### WHAT IS NEEDED
Pick out each line with the word "name" from the material that follows.

### DATA EXCERPTS
☆ ☆ ☆ ☆ ☆ ☆ ☆
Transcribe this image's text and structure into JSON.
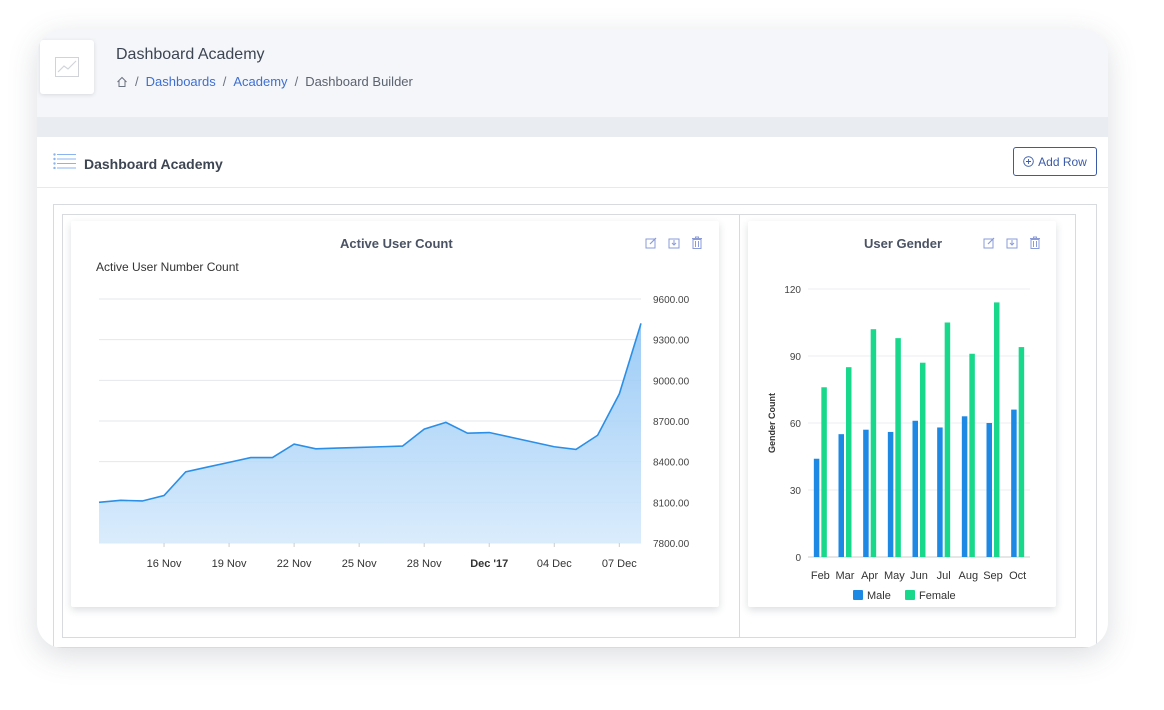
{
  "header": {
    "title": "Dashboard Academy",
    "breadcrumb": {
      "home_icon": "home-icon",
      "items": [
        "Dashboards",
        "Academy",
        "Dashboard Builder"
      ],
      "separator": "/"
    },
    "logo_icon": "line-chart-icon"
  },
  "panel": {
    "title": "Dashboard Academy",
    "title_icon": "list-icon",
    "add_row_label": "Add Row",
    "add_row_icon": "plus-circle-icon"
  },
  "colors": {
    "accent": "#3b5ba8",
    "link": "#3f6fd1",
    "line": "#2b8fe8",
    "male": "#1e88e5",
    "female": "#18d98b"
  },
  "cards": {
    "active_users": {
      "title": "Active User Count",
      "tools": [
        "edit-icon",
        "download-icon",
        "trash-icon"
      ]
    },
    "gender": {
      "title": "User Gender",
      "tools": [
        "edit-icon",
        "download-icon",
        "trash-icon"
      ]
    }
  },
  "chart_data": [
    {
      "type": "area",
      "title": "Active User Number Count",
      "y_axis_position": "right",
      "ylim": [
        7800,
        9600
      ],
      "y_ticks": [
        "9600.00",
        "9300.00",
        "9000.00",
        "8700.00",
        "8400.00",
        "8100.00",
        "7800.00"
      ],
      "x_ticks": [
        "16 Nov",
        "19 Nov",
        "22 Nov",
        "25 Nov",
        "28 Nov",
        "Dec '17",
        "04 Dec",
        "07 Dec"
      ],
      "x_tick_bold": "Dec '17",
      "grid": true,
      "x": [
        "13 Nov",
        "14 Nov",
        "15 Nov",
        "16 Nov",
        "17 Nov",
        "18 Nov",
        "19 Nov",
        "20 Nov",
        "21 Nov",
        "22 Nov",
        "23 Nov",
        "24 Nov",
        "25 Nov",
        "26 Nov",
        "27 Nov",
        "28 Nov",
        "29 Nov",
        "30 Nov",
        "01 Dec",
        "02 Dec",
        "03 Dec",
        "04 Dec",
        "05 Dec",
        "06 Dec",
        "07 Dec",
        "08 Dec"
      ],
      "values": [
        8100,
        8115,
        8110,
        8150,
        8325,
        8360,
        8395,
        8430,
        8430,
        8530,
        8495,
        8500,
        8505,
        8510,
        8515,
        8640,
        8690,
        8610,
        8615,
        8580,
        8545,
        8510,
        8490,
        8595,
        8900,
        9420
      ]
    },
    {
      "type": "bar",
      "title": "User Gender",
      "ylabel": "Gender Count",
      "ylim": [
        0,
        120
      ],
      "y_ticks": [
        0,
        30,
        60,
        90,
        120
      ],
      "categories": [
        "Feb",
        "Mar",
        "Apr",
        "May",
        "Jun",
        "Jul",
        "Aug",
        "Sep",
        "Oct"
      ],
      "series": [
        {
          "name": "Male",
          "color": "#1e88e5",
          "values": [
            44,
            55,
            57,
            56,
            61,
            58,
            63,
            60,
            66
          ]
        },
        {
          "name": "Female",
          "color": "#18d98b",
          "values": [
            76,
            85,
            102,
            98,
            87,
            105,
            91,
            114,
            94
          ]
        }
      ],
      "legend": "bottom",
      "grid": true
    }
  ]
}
☆ ☆ ☆ ☆ ☆ ☆ ☆
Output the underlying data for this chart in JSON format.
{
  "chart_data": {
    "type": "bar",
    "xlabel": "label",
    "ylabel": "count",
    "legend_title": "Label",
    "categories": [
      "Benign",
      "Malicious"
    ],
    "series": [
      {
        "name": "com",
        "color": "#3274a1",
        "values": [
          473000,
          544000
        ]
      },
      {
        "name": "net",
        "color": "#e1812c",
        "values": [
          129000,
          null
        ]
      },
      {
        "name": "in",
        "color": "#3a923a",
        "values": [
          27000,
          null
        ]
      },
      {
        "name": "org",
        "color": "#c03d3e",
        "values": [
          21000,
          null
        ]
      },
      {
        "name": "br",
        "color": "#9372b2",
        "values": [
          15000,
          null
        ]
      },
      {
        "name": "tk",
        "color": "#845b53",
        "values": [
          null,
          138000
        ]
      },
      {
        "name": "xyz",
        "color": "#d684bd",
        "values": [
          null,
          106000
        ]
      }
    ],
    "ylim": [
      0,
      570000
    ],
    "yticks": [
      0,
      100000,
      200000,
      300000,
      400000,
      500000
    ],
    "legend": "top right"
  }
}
☆ ☆ ☆ ☆ ☆ ☆ ☆
### EXERCISE ANSWER
          "name": "Male",
          "name": "Female",
        "name": "com",
        "name": "net",
        "name": "in",
        "name": "org",
        "name": "br",
        "name": "tk",
        "name": "xyz",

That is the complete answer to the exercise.